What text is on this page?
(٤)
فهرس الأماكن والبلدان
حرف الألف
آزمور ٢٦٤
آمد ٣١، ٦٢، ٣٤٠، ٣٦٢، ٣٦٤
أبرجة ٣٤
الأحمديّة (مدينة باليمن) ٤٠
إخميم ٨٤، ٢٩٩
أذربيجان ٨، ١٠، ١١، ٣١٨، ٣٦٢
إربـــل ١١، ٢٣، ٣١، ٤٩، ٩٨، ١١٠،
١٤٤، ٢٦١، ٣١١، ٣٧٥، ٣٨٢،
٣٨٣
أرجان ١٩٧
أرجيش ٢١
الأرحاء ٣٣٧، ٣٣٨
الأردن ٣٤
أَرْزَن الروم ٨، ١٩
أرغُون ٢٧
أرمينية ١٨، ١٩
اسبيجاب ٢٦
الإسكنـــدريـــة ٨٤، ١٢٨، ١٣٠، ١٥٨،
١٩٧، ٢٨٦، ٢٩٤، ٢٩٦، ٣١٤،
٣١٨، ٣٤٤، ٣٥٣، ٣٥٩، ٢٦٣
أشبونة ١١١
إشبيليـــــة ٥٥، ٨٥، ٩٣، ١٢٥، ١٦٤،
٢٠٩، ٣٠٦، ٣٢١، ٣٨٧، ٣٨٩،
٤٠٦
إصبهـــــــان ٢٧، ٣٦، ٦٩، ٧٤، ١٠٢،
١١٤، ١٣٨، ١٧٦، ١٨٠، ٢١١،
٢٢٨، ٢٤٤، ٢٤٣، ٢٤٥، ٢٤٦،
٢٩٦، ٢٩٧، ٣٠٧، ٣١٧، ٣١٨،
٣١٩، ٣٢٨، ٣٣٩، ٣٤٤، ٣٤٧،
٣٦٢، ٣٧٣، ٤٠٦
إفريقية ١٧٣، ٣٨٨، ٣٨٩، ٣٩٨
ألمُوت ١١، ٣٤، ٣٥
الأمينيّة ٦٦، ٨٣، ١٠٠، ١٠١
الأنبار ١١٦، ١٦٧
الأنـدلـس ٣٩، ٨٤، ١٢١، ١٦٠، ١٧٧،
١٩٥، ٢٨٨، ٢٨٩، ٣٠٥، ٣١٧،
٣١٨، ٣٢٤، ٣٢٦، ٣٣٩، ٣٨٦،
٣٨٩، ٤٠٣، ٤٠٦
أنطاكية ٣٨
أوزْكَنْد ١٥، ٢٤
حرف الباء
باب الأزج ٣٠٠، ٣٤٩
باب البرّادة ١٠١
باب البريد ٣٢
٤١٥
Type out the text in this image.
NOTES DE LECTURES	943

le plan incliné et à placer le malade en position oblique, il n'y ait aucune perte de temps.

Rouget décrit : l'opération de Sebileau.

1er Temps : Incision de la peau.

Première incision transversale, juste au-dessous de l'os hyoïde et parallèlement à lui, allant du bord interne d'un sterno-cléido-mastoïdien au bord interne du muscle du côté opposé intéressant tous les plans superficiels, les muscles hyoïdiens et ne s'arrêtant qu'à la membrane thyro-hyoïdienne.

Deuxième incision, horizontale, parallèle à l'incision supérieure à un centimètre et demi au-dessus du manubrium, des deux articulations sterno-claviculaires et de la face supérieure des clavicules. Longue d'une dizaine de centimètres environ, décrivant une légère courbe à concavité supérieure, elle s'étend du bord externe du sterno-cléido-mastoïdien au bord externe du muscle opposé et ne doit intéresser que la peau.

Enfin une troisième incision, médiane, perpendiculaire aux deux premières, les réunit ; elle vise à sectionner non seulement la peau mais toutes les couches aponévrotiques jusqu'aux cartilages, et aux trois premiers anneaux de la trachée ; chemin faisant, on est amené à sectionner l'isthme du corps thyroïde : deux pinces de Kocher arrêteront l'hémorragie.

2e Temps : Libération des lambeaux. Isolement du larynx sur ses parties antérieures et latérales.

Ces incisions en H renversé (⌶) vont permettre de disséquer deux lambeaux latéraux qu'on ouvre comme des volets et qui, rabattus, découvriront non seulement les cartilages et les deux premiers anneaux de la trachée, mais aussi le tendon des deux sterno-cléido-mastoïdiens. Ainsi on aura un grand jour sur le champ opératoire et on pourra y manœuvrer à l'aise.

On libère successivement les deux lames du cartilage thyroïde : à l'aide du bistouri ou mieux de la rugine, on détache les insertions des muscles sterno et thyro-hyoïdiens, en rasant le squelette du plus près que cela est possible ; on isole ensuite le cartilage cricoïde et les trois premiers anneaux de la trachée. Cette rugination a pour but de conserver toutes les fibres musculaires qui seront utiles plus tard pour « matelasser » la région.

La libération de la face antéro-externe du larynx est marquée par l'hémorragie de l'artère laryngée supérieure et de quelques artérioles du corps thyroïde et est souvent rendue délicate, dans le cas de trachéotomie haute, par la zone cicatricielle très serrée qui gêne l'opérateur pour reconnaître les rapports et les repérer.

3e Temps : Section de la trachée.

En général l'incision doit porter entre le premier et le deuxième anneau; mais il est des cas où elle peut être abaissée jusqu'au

⁂

**Do this**
Find the lines above that contain the word "jusqu" and collect them.

**Written answer**
Enfin une troisième incision, médiane, perpendiculaire aux deux premières, les réunit ; elle vise à sectionner non seulement la peau mais toutes les couches aponévrotiques jusqu'aux cartilages, et aux trois premiers anneaux de la trachée ; chemin faisant, on est amené à sectionner l'isthme du corps thyroïde : deux pinces de Kocher arrêteront l'hémorragie.
En général l'incision doit porter entre le premier et le deuxième anneau; mais il est des cas où elle peut être abaissée jusqu'au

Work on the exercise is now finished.